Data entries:

>>

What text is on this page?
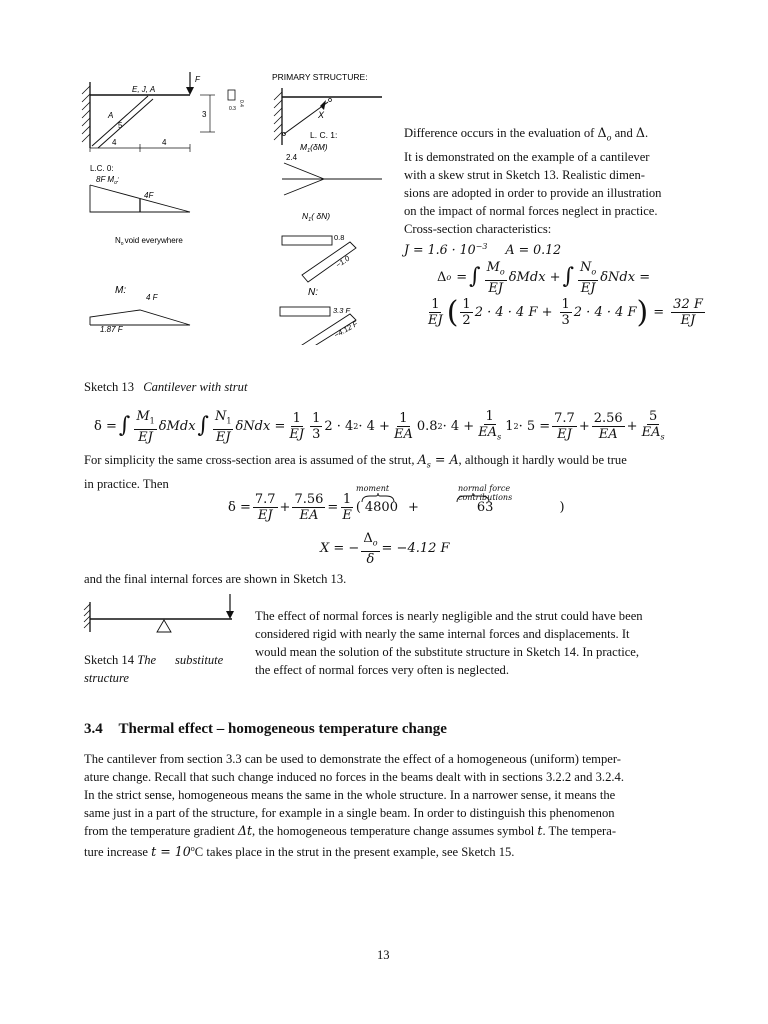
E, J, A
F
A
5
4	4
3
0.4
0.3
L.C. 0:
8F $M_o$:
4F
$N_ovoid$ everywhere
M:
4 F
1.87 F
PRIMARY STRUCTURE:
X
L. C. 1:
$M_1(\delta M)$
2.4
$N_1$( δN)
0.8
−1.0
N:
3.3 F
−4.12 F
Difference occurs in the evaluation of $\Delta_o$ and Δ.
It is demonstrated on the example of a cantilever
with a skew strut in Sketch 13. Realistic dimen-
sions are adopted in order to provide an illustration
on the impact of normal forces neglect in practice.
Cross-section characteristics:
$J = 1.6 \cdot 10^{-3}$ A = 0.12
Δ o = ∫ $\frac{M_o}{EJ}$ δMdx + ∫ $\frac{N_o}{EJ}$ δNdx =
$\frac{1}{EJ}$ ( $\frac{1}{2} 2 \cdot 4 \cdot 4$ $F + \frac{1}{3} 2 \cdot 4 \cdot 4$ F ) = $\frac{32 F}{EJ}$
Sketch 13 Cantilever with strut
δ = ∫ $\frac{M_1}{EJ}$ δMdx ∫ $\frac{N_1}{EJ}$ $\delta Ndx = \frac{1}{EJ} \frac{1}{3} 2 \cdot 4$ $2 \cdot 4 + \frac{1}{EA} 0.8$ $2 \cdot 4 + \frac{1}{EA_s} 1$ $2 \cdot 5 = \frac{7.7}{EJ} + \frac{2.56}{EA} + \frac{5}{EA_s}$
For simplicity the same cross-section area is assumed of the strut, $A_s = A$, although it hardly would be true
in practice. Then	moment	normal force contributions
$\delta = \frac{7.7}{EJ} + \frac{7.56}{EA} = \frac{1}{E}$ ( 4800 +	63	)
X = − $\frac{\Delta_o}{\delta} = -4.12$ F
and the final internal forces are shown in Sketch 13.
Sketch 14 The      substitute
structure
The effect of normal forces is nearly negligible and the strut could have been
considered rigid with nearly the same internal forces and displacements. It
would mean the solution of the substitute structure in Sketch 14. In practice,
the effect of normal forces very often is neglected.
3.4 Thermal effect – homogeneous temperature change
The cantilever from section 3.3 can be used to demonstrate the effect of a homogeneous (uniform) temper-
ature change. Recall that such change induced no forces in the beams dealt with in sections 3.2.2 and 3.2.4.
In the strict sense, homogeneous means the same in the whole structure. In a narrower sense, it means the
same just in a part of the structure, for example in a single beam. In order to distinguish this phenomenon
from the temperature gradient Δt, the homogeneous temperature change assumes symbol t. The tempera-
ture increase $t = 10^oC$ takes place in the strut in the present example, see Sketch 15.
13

<<
>>

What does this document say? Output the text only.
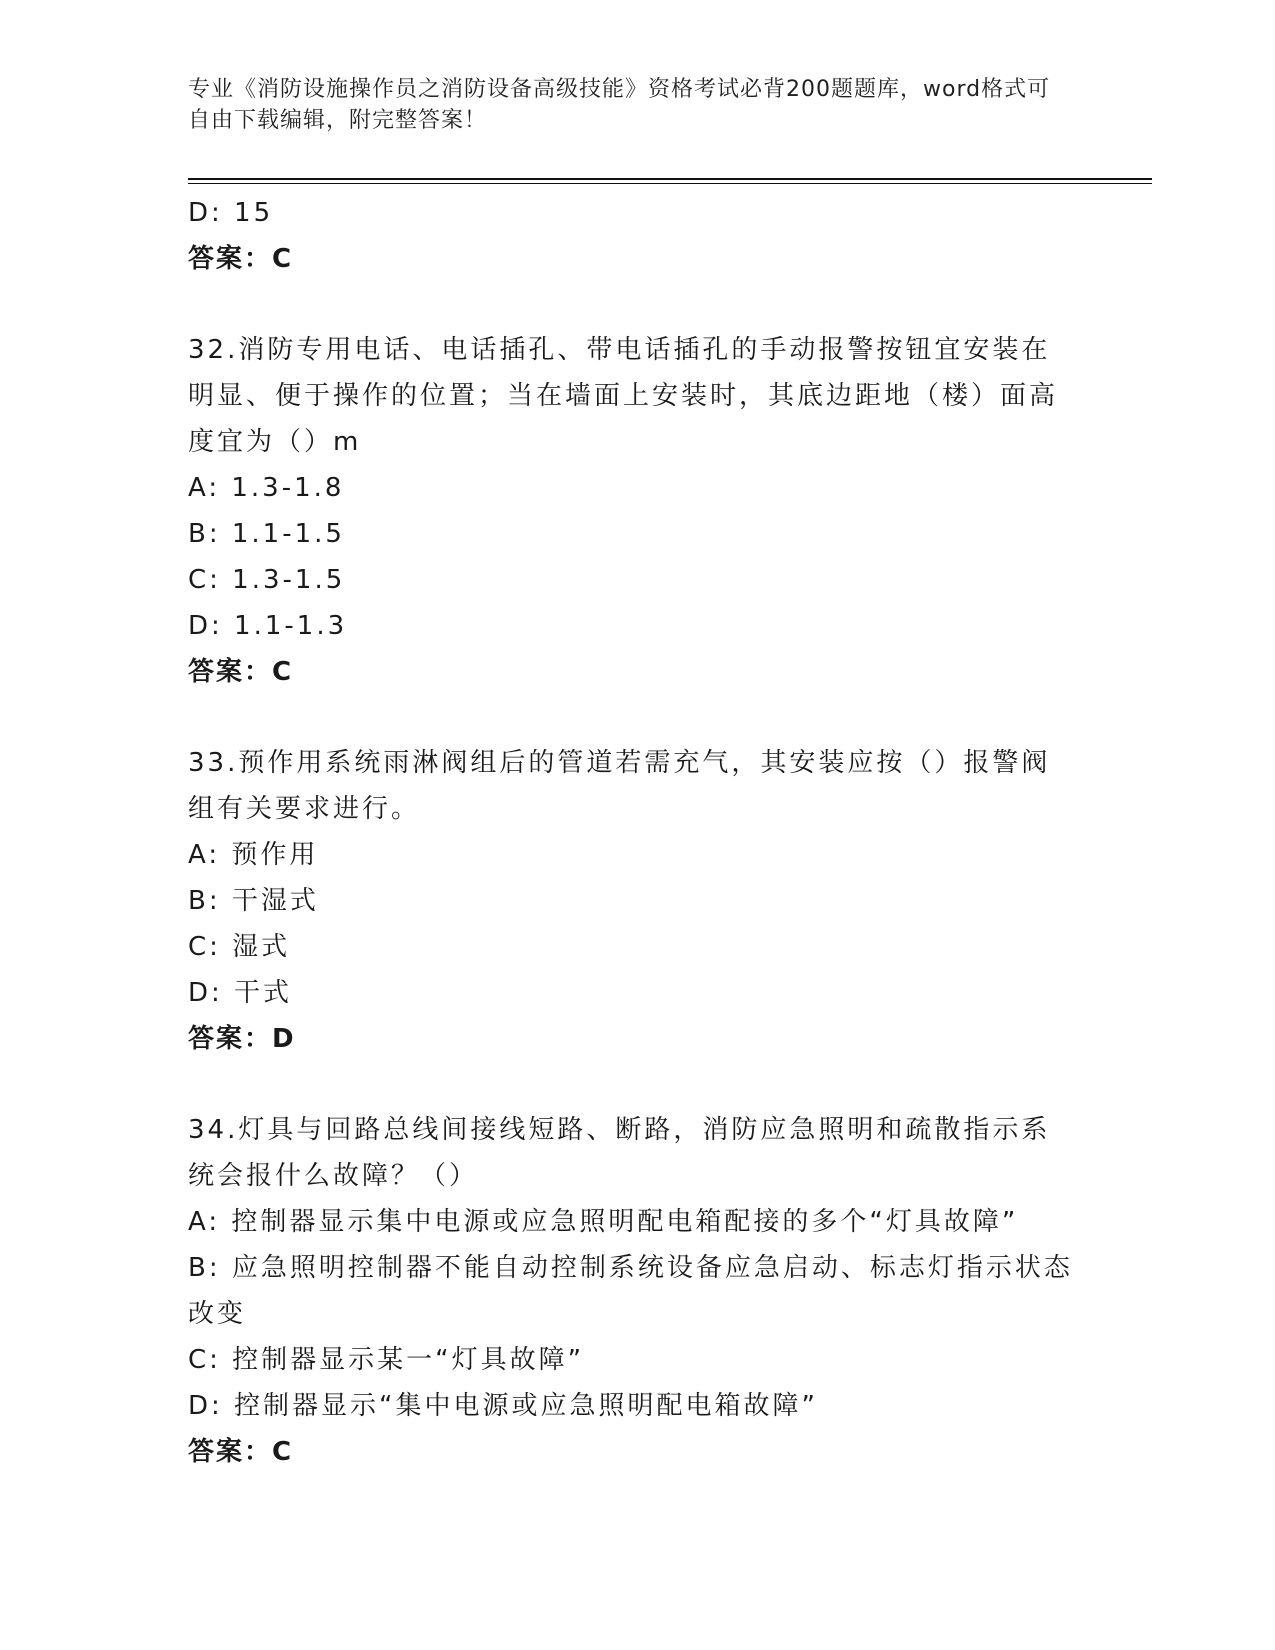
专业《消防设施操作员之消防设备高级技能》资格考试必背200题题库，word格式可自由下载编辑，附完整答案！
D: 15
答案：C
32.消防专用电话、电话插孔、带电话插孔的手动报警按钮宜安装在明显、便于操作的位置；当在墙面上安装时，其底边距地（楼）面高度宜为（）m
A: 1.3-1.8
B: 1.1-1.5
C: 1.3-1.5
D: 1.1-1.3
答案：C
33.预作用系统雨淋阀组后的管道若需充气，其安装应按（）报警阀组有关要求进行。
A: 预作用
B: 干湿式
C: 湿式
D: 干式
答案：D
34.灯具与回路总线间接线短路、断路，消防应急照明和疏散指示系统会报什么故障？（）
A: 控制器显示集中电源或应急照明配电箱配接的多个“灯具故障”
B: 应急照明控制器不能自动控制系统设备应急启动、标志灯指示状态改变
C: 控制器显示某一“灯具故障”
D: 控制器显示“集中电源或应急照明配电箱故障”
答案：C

<<

**REQUIREMENTS**
Reply with one number only: how many lines of the listing hold "灯具故障"?

**EXERCISE OUTPUT**
2